--- Begin EXCERPTED RECORDS ---

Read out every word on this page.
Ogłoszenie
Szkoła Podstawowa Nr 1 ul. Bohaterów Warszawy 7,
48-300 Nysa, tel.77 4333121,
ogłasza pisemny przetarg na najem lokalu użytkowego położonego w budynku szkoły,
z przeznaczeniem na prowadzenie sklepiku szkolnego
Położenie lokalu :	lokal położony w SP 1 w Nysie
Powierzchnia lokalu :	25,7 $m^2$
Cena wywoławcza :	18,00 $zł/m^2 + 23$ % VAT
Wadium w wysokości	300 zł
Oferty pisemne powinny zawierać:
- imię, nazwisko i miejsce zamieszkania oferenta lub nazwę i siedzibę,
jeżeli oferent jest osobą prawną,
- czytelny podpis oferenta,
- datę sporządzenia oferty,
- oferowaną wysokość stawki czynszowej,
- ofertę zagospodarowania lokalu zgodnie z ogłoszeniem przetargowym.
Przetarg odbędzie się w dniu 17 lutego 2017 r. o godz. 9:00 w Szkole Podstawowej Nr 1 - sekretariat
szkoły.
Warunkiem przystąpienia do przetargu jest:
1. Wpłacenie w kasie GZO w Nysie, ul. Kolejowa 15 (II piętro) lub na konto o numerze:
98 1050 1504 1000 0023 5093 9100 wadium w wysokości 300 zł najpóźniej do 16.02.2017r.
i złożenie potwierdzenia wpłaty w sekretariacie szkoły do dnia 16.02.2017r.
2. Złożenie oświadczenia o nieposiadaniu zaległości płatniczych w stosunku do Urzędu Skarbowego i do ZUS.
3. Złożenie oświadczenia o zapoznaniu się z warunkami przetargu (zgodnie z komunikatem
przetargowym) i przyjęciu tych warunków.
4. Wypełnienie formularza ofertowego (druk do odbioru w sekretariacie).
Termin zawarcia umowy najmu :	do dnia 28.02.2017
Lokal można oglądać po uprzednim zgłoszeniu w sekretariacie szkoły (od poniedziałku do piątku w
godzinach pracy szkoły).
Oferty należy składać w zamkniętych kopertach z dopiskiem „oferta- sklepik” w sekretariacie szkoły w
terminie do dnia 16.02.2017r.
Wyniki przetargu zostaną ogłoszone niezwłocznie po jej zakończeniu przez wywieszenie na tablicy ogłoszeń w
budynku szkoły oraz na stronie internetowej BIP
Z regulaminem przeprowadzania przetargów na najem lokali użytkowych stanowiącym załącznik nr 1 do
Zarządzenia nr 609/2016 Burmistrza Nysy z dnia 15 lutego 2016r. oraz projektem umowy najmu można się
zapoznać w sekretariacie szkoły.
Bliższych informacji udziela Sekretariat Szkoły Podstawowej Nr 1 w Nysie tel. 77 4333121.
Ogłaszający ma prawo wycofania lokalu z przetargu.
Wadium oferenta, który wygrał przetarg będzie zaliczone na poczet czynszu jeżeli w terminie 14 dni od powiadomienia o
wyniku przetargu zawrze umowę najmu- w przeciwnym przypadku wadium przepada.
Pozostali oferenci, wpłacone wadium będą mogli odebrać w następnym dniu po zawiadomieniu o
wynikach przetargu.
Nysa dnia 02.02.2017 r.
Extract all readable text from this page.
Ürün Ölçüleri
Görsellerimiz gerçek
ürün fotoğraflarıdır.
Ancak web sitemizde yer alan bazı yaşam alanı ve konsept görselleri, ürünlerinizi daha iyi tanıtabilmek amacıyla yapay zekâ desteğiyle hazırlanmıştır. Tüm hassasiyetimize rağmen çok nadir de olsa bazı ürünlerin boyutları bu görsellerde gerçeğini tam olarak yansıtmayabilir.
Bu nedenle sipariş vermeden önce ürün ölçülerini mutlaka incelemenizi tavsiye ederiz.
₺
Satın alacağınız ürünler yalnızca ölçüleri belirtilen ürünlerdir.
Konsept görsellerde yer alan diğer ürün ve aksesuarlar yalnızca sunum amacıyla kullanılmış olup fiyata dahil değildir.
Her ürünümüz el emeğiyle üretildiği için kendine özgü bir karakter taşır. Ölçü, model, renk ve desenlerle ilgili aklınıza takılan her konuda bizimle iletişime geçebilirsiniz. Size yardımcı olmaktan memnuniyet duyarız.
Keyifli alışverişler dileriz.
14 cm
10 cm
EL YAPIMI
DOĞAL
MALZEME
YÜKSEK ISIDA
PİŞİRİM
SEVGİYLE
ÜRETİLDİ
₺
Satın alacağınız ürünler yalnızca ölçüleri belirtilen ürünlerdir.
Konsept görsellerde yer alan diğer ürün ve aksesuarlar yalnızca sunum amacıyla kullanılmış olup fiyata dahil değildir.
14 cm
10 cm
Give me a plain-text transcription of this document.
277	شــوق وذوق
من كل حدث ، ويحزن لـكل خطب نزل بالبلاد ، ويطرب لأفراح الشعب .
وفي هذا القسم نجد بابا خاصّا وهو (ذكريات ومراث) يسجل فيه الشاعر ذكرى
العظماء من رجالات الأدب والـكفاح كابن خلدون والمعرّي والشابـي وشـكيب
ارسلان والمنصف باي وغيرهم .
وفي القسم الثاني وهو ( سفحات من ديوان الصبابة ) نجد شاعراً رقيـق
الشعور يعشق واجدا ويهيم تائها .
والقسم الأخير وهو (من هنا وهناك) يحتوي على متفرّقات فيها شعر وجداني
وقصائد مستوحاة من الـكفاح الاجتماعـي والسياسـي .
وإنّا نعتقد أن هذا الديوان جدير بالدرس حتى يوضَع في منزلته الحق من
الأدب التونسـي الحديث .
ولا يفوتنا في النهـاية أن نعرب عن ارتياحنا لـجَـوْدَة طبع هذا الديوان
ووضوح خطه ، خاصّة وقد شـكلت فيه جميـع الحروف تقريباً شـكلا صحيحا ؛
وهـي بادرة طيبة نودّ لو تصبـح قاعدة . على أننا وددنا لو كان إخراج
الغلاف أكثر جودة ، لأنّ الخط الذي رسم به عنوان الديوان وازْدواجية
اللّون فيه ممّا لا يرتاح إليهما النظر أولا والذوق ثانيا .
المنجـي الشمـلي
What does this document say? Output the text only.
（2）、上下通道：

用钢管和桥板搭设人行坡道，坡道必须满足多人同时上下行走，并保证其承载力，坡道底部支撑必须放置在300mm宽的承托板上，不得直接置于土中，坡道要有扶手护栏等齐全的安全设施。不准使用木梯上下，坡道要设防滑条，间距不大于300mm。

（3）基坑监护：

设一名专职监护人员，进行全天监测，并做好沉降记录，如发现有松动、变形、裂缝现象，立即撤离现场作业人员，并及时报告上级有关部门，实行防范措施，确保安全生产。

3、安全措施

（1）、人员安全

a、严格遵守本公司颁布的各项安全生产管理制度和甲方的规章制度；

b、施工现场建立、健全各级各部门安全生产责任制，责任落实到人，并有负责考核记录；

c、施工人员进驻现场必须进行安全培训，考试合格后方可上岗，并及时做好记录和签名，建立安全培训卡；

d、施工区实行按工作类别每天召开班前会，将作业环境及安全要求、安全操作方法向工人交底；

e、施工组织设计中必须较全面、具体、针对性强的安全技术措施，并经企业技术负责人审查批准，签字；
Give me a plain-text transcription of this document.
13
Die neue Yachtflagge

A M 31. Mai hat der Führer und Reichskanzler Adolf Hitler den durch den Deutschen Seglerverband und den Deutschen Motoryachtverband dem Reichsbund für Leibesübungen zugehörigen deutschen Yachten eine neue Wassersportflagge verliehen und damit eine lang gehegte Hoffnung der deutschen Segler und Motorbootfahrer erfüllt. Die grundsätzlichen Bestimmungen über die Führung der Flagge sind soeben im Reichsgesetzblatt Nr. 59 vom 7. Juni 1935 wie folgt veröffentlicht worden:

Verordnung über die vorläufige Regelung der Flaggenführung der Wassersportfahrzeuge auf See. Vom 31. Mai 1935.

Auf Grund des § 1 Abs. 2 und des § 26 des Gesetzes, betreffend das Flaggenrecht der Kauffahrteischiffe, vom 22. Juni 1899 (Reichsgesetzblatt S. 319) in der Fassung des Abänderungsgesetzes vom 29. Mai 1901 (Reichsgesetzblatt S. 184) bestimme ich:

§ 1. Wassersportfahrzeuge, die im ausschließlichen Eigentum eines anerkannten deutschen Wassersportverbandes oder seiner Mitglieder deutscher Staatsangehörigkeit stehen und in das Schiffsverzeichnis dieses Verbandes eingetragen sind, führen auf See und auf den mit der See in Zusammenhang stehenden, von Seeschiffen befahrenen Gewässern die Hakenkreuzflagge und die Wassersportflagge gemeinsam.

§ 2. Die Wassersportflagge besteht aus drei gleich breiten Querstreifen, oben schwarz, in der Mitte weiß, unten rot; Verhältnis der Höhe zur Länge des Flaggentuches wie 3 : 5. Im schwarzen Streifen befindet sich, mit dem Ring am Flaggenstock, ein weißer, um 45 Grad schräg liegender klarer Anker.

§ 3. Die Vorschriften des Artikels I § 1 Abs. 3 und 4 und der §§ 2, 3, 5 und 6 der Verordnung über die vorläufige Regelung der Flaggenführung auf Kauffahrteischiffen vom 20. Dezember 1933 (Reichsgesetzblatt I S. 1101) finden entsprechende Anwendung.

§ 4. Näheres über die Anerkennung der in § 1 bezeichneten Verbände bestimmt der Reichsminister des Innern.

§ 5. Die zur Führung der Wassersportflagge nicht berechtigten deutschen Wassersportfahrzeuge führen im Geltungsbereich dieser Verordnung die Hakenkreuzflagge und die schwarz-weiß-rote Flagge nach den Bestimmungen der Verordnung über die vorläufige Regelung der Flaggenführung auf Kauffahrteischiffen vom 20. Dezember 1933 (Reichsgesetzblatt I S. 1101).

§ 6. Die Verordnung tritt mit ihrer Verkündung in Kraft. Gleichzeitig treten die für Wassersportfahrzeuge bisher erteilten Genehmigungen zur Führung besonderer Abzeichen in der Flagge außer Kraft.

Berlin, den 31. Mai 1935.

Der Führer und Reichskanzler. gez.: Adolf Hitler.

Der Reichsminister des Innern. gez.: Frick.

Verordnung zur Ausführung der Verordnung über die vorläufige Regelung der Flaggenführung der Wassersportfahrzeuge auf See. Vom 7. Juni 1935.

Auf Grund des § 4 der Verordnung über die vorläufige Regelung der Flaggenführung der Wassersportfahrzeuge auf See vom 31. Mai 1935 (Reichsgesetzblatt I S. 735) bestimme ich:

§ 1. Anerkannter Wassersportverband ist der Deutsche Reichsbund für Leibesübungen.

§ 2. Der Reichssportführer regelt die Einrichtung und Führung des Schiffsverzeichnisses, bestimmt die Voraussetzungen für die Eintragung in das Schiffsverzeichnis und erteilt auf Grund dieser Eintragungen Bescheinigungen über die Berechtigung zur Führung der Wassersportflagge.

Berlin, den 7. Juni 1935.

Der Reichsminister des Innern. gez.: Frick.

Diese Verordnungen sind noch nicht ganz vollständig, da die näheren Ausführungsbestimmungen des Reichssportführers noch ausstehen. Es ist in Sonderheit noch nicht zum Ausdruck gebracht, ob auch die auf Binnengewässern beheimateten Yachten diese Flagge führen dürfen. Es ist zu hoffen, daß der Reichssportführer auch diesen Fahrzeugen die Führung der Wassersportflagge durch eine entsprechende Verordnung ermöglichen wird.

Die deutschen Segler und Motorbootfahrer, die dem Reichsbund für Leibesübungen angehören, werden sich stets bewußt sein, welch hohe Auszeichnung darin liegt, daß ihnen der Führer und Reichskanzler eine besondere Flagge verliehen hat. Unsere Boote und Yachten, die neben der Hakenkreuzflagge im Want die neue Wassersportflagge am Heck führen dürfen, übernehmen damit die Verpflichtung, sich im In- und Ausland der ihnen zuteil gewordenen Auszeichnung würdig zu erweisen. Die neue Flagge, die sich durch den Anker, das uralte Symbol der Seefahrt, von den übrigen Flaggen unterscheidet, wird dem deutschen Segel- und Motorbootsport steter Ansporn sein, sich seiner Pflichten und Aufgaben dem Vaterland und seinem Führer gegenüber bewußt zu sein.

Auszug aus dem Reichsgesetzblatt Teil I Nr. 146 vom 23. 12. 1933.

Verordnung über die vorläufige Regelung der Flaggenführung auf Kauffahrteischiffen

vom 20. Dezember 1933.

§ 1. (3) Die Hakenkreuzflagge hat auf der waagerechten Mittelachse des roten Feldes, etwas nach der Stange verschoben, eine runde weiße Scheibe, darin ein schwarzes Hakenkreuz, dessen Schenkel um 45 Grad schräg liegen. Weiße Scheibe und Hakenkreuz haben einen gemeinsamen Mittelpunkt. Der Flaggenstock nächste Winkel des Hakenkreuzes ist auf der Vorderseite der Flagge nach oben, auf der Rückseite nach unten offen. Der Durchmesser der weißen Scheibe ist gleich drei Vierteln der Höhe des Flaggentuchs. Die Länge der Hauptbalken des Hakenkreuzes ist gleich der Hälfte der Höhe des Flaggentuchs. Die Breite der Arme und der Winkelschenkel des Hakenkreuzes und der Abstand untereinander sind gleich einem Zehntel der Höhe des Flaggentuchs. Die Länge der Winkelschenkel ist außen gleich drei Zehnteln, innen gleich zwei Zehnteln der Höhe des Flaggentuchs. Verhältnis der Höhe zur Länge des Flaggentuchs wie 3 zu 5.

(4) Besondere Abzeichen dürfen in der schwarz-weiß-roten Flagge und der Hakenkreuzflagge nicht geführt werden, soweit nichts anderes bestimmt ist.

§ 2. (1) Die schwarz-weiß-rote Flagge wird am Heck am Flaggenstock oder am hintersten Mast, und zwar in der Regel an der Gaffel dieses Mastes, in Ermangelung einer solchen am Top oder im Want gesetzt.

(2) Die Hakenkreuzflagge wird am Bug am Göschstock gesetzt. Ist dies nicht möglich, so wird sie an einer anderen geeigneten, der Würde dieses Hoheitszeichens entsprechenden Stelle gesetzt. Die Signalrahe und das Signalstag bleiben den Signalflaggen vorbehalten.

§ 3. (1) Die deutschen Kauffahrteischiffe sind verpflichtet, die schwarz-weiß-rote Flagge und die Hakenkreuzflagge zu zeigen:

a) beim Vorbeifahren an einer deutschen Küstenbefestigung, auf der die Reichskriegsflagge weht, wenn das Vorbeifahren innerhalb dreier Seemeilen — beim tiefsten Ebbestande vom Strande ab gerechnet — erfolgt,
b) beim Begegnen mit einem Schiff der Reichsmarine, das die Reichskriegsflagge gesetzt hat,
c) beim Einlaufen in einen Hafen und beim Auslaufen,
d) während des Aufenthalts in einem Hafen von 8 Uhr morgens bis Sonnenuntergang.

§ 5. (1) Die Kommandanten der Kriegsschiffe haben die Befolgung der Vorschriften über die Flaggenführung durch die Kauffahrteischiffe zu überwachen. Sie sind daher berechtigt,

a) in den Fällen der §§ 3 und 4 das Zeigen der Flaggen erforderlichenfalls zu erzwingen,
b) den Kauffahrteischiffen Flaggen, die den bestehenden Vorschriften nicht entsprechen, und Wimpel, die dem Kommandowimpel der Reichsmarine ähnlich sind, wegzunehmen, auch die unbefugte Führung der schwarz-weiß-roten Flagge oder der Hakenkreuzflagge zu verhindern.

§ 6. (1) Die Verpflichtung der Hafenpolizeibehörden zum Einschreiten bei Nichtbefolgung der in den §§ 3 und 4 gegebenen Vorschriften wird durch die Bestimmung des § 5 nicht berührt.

--- End EXCERPTED RECORDS ---

CHALLENGE: Each line that has the word "zgodnie" should be copied.

EXERCISE RESULT:
- ofertę zagospodarowania lokalu zgodnie z ogłoszeniem przetargowym.
3. Złożenie oświadczenia o zapoznaniu się z warunkami przetargu (zgodnie z komunikatem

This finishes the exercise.